## Start Extracted material
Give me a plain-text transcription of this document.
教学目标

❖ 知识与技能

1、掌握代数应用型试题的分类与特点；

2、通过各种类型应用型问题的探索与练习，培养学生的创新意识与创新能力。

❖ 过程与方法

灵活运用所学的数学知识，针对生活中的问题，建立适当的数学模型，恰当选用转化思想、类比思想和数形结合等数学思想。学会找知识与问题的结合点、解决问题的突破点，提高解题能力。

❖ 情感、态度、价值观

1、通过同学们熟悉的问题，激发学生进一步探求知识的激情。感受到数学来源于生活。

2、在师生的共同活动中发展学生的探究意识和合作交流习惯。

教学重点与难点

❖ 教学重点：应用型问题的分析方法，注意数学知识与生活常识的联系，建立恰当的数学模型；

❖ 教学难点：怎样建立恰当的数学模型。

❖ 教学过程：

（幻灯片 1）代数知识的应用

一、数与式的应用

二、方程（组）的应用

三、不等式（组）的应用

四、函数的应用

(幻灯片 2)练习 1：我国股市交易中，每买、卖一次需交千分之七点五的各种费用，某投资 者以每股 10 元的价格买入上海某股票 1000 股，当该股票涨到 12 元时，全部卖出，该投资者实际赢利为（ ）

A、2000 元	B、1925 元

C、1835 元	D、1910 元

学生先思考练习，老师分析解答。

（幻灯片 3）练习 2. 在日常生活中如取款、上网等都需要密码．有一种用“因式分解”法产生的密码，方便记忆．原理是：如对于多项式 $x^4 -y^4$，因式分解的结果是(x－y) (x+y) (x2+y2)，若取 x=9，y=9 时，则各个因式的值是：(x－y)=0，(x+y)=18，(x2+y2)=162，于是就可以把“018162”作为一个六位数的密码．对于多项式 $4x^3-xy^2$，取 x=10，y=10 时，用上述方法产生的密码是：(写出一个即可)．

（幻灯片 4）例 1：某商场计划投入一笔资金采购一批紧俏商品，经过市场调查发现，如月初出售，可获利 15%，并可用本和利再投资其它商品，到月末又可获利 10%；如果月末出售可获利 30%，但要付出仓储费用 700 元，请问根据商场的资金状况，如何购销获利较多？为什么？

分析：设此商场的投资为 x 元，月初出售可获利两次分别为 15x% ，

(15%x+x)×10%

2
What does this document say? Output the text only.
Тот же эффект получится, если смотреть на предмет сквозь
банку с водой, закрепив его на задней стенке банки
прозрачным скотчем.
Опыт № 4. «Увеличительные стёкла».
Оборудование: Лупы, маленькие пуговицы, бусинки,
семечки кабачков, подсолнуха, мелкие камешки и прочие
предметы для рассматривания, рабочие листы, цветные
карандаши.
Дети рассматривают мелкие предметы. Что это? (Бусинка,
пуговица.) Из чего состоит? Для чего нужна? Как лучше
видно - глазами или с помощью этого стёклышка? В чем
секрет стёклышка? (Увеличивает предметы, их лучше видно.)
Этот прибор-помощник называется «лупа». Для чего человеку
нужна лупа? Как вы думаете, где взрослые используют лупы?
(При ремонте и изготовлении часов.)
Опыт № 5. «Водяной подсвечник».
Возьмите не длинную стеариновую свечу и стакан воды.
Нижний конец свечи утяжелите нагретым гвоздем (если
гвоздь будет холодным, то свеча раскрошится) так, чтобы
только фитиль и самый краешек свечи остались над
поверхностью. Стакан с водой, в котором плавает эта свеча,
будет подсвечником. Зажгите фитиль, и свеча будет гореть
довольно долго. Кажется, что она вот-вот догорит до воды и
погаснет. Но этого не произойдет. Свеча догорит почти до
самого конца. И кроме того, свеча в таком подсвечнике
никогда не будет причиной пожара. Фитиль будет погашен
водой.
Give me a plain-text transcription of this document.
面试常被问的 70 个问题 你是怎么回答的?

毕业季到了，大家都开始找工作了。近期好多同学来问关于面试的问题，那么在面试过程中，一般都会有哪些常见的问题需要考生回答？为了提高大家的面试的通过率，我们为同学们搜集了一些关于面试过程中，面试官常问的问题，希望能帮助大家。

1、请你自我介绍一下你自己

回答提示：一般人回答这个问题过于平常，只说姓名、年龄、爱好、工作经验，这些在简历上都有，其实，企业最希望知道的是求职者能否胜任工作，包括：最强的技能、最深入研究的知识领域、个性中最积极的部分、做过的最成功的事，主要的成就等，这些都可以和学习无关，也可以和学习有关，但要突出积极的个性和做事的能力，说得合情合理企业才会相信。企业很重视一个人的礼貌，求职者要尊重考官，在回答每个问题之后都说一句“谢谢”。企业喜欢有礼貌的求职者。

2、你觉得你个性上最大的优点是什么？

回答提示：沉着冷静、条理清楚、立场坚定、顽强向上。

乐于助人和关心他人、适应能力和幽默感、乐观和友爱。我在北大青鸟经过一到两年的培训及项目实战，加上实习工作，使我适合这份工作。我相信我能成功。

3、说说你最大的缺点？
## End Extracted material
Set task =
Copy out every entry again, exactly as it was given.

Written solution =
Give me a plain-text transcription of this document.
教学目标

❖ 知识与技能

1、掌握代数应用型试题的分类与特点；

2、通过各种类型应用型问题的探索与练习，培养学生的创新意识与创新能力。

❖ 过程与方法

灵活运用所学的数学知识，针对生活中的问题，建立适当的数学模型，恰当选用转化思想、类比思想和数形结合等数学思想。学会找知识与问题的结合点、解决问题的突破点，提高解题能力。

❖ 情感、态度、价值观

1、通过同学们熟悉的问题，激发学生进一步探求知识的激情。感受到数学来源于生活。

2、在师生的共同活动中发展学生的探究意识和合作交流习惯。

教学重点与难点

❖ 教学重点：应用型问题的分析方法，注意数学知识与生活常识的联系，建立恰当的数学模型；

❖ 教学难点：怎样建立恰当的数学模型。

❖ 教学过程：

（幻灯片 1）代数知识的应用

一、数与式的应用

二、方程（组）的应用

三、不等式（组）的应用

四、函数的应用

(幻灯片 2)练习 1：我国股市交易中，每买、卖一次需交千分之七点五的各种费用，某投资 者以每股 10 元的价格买入上海某股票 1000 股，当该股票涨到 12 元时，全部卖出，该投资者实际赢利为（ ）

A、2000 元	B、1925 元

C、1835 元	D、1910 元

学生先思考练习，老师分析解答。

（幻灯片 3）练习 2. 在日常生活中如取款、上网等都需要密码．有一种用“因式分解”法产生的密码，方便记忆．原理是：如对于多项式 $x^4 -y^4$，因式分解的结果是(x－y) (x+y) (x2+y2)，若取 x=9，y=9 时，则各个因式的值是：(x－y)=0，(x+y)=18，(x2+y2)=162，于是就可以把“018162”作为一个六位数的密码．对于多项式 $4x^3-xy^2$，取 x=10，y=10 时，用上述方法产生的密码是：(写出一个即可)．

（幻灯片 4）例 1：某商场计划投入一笔资金采购一批紧俏商品，经过市场调查发现，如月初出售，可获利 15%，并可用本和利再投资其它商品，到月末又可获利 10%；如果月末出售可获利 30%，但要付出仓储费用 700 元，请问根据商场的资金状况，如何购销获利较多？为什么？

分析：设此商场的投资为 x 元，月初出售可获利两次分别为 15x% ，

(15%x+x)×10%

2
What does this document say? Output the text only.
Тот же эффект получится, если смотреть на предмет сквозь
банку с водой, закрепив его на задней стенке банки
прозрачным скотчем.
Опыт № 4. «Увеличительные стёкла».
Оборудование: Лупы, маленькие пуговицы, бусинки,
семечки кабачков, подсолнуха, мелкие камешки и прочие
предметы для рассматривания, рабочие листы, цветные
карандаши.
Дети рассматривают мелкие предметы. Что это? (Бусинка,
пуговица.) Из чего состоит? Для чего нужна? Как лучше
видно - глазами или с помощью этого стёклышка? В чем
секрет стёклышка? (Увеличивает предметы, их лучше видно.)
Этот прибор-помощник называется «лупа». Для чего человеку
нужна лупа? Как вы думаете, где взрослые используют лупы?
(При ремонте и изготовлении часов.)
Опыт № 5. «Водяной подсвечник».
Возьмите не длинную стеариновую свечу и стакан воды.
Нижний конец свечи утяжелите нагретым гвоздем (если
гвоздь будет холодным, то свеча раскрошится) так, чтобы
только фитиль и самый краешек свечи остались над
поверхностью. Стакан с водой, в котором плавает эта свеча,
будет подсвечником. Зажгите фитиль, и свеча будет гореть
довольно долго. Кажется, что она вот-вот догорит до воды и
погаснет. Но этого не произойдет. Свеча догорит почти до
самого конца. И кроме того, свеча в таком подсвечнике
никогда не будет причиной пожара. Фитиль будет погашен
водой.
Give me a plain-text transcription of this document.
面试常被问的 70 个问题 你是怎么回答的?

毕业季到了，大家都开始找工作了。近期好多同学来问关于面试的问题，那么在面试过程中，一般都会有哪些常见的问题需要考生回答？为了提高大家的面试的通过率，我们为同学们搜集了一些关于面试过程中，面试官常问的问题，希望能帮助大家。

1、请你自我介绍一下你自己

回答提示：一般人回答这个问题过于平常，只说姓名、年龄、爱好、工作经验，这些在简历上都有，其实，企业最希望知道的是求职者能否胜任工作，包括：最强的技能、最深入研究的知识领域、个性中最积极的部分、做过的最成功的事，主要的成就等，这些都可以和学习无关，也可以和学习有关，但要突出积极的个性和做事的能力，说得合情合理企业才会相信。企业很重视一个人的礼貌，求职者要尊重考官，在回答每个问题之后都说一句“谢谢”。企业喜欢有礼貌的求职者。

2、你觉得你个性上最大的优点是什么？

回答提示：沉着冷静、条理清楚、立场坚定、顽强向上。

乐于助人和关心他人、适应能力和幽默感、乐观和友爱。我在北大青鸟经过一到两年的培训及项目实战，加上实习工作，使我适合这份工作。我相信我能成功。

3、说说你最大的缺点？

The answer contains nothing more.